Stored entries

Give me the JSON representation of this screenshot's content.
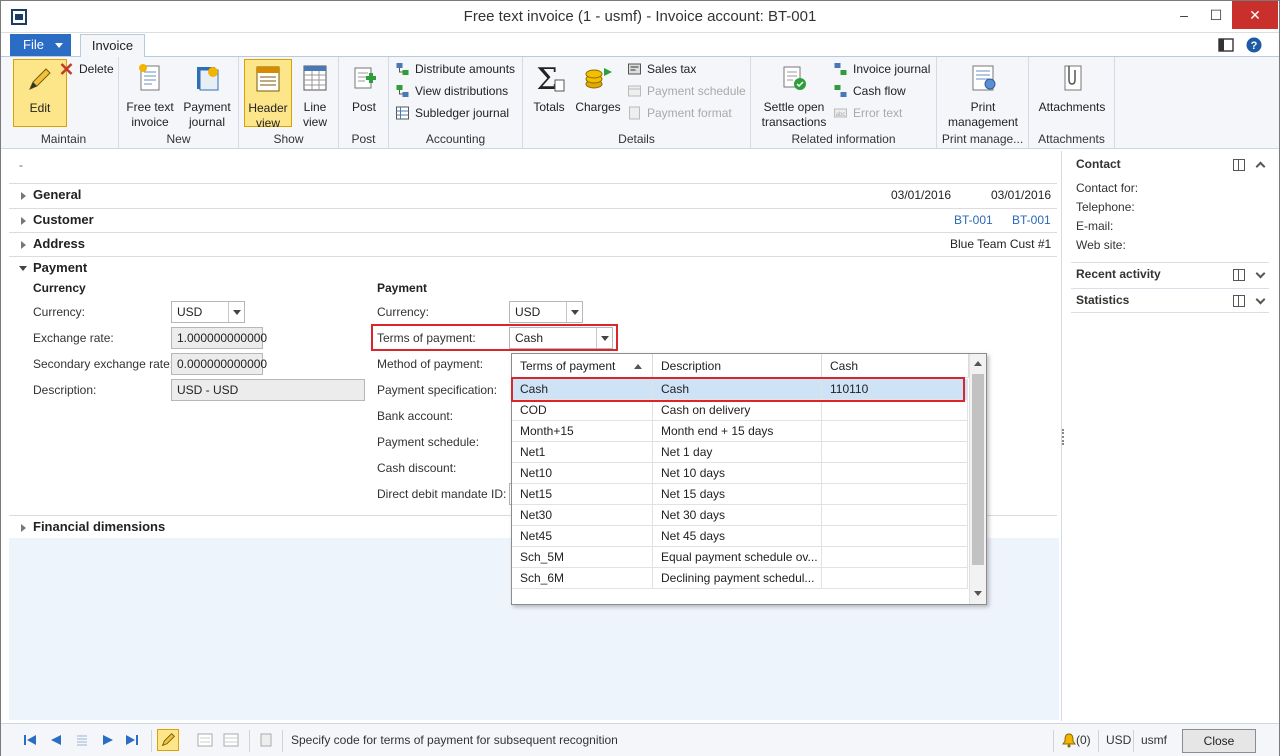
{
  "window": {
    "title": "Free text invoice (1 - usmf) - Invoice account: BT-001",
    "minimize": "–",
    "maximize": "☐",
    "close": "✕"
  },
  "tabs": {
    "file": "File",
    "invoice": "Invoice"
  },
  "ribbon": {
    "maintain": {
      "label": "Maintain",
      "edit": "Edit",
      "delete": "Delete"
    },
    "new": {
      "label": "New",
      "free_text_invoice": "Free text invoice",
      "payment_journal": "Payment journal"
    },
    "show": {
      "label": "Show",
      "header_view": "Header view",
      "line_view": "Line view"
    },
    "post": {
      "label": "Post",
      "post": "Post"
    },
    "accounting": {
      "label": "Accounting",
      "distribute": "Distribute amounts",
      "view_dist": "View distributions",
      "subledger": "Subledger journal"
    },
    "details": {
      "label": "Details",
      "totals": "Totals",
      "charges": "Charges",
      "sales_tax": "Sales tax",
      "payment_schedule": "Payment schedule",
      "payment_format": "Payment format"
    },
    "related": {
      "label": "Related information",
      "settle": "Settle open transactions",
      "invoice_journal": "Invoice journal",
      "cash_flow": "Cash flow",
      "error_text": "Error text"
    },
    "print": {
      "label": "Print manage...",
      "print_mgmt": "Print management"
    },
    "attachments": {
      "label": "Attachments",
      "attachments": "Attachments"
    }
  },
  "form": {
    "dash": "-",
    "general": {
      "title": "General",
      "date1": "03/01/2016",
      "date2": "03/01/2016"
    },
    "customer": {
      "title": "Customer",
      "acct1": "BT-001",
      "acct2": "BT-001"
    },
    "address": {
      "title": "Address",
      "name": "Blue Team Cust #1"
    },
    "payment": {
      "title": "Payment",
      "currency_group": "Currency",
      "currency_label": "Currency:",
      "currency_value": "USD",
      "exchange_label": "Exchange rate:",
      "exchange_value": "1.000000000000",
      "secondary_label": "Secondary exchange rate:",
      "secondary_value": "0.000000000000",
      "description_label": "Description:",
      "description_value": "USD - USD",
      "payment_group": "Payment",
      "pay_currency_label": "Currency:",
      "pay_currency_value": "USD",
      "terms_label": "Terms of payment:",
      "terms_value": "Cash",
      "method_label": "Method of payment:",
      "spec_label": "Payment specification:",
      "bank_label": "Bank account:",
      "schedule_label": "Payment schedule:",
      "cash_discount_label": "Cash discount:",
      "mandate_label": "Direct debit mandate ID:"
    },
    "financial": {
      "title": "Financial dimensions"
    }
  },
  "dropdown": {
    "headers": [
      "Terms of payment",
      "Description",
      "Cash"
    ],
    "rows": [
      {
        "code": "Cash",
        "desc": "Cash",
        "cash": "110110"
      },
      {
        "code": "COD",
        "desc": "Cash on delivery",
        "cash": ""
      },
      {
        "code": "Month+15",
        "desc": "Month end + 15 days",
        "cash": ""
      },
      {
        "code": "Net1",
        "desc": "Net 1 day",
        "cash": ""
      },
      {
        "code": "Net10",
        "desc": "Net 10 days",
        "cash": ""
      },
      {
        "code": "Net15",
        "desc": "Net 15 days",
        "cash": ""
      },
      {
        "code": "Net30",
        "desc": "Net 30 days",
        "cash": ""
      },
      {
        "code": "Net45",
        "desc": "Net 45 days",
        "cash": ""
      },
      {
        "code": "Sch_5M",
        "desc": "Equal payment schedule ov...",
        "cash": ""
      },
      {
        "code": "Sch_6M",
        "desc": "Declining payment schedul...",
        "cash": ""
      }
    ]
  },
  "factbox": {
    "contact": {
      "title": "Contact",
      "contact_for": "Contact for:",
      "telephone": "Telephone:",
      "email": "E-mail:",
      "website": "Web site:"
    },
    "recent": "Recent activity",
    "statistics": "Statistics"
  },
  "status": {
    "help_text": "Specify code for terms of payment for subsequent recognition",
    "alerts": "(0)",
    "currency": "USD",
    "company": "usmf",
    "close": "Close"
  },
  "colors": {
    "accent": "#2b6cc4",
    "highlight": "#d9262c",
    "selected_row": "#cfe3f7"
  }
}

■ AIM OF THE EXERCISE:
Which lines hold the word "Free"? Copy each of them from the records.

■ THE ANSWER:
    "title": "Free text invoice (1 - usmf) - Invoice account: BT-001",
      "free_text_invoice": "Free text invoice",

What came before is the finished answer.